DIRECTION
Tell how many lines in these records contain the string "name", with only the number as the reply.
■ ■ ■ ■ ■ ■ ■
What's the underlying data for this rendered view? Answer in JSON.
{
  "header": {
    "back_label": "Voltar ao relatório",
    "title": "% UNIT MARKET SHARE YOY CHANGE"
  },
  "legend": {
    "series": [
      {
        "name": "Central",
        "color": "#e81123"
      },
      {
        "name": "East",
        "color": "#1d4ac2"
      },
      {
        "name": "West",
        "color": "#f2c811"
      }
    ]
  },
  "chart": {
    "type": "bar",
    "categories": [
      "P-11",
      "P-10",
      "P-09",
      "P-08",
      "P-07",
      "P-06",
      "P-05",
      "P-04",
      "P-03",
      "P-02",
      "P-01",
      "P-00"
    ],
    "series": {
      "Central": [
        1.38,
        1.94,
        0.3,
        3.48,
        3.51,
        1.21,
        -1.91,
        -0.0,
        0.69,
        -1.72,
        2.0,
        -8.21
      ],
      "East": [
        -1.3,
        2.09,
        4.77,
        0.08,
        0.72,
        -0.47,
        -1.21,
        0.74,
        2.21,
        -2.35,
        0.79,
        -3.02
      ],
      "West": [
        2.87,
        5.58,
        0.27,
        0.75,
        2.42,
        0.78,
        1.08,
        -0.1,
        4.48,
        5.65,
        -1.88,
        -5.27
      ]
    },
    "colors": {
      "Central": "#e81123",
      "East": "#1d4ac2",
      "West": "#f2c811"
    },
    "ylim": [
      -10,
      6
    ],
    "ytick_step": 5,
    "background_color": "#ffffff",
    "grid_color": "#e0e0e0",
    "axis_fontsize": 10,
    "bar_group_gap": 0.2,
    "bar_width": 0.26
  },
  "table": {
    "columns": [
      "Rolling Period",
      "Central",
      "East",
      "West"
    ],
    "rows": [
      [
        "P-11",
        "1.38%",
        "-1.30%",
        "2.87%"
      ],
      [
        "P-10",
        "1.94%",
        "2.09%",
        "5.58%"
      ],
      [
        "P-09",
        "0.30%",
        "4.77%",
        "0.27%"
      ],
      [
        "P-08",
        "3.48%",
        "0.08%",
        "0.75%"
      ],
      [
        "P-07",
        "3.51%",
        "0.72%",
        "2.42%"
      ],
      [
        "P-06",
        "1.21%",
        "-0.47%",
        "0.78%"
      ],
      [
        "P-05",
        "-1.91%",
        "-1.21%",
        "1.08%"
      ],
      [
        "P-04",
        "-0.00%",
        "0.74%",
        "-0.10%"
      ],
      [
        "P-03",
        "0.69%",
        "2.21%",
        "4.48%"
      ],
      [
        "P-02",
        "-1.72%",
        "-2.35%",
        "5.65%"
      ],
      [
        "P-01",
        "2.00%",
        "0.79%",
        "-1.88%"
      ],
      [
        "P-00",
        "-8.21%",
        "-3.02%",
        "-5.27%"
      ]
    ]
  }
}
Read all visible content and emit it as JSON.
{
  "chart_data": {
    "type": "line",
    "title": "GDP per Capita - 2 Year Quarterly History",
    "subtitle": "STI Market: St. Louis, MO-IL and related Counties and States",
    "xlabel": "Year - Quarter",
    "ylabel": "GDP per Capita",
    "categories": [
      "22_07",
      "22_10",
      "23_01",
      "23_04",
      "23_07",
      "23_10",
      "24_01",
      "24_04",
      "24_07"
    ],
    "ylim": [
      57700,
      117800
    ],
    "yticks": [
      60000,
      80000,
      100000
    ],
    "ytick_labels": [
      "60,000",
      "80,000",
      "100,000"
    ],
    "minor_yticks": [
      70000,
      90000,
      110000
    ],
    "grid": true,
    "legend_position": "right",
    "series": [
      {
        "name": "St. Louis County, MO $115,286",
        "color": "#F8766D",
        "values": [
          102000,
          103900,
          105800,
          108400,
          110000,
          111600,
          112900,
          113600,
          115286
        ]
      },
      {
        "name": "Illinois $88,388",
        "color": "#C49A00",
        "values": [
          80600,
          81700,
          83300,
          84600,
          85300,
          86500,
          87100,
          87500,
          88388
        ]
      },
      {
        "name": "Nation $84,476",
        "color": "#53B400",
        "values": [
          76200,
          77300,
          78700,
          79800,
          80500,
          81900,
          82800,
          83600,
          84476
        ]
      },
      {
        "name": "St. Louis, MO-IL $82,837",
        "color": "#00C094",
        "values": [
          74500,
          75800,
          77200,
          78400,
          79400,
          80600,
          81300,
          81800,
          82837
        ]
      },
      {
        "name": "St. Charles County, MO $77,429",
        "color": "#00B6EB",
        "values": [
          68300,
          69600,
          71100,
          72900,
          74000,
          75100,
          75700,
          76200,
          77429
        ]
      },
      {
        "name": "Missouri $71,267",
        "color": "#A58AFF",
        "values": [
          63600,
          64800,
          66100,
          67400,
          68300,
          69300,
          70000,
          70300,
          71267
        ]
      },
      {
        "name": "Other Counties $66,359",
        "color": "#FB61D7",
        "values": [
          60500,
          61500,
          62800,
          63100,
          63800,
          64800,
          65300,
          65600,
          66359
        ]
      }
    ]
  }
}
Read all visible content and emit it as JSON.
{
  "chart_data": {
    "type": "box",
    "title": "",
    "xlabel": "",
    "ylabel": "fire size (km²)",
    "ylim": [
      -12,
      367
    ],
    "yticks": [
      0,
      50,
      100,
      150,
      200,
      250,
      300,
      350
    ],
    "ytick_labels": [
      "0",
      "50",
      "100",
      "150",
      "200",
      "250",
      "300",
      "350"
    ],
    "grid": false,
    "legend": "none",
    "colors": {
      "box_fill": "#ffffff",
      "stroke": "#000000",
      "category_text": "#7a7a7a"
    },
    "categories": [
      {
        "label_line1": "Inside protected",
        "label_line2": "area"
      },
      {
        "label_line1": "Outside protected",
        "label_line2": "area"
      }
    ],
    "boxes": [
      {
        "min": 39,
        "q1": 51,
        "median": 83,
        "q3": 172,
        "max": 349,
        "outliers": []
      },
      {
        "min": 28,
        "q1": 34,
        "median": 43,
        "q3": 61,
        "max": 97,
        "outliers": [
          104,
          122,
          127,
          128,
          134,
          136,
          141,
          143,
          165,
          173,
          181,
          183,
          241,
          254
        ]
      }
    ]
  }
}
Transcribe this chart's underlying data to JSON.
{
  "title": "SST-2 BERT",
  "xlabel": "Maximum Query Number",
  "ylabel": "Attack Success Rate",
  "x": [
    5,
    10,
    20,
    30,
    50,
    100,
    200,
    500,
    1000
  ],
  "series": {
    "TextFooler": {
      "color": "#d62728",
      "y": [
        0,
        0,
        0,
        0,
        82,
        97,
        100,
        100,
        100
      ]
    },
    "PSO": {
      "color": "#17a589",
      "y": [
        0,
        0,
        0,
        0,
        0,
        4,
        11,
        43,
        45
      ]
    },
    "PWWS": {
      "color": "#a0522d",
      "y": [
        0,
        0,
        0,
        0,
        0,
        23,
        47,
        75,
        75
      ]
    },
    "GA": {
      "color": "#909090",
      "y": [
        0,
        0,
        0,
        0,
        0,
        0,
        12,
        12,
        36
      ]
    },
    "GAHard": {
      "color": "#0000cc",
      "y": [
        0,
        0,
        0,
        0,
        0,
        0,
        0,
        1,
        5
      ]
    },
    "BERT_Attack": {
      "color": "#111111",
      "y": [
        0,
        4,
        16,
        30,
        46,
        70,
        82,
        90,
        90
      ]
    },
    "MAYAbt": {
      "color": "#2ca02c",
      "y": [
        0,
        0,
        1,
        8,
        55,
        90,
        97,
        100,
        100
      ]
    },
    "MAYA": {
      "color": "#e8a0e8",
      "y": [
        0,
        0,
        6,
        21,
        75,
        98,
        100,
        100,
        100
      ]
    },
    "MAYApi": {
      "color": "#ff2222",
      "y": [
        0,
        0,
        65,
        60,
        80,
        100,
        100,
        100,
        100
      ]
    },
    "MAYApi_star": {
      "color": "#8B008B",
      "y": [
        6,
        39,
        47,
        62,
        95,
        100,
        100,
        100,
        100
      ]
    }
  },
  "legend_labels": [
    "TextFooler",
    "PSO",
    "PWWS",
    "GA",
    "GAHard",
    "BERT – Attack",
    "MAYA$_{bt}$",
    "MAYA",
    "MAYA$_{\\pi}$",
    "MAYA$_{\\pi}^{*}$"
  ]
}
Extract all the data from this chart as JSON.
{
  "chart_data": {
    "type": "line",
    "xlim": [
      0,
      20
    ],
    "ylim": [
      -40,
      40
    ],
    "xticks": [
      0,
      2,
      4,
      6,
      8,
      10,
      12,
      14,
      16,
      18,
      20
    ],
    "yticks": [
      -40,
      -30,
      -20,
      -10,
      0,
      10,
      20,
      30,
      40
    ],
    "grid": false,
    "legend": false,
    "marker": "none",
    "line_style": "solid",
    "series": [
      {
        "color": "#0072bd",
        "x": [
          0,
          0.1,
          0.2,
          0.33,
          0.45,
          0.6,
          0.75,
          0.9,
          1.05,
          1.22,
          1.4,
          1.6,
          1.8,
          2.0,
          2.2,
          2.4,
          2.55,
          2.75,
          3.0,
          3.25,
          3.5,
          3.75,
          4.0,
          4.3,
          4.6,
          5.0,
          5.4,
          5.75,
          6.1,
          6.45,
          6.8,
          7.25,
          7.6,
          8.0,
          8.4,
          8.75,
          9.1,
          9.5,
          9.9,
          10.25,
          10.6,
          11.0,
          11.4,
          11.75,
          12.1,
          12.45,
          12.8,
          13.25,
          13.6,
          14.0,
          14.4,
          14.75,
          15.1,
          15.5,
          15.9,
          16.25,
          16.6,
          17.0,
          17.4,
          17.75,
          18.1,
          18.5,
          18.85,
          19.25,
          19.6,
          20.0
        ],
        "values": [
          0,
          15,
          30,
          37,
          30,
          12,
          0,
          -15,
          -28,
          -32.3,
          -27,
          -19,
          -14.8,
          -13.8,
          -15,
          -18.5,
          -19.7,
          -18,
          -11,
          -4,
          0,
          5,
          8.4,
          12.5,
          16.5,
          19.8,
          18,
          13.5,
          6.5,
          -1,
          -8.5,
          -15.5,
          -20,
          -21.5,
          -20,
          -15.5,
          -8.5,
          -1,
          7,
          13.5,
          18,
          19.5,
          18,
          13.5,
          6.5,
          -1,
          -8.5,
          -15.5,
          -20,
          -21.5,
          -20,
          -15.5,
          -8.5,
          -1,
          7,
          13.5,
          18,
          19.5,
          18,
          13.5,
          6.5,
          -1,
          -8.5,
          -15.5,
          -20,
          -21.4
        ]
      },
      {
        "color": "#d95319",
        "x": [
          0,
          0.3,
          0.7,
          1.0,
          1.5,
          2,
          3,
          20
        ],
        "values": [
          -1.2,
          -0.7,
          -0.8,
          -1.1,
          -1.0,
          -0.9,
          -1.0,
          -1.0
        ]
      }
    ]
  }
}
■ ■ ■ ■ ■ ■ ■
ANSWER TO THIS TASK
10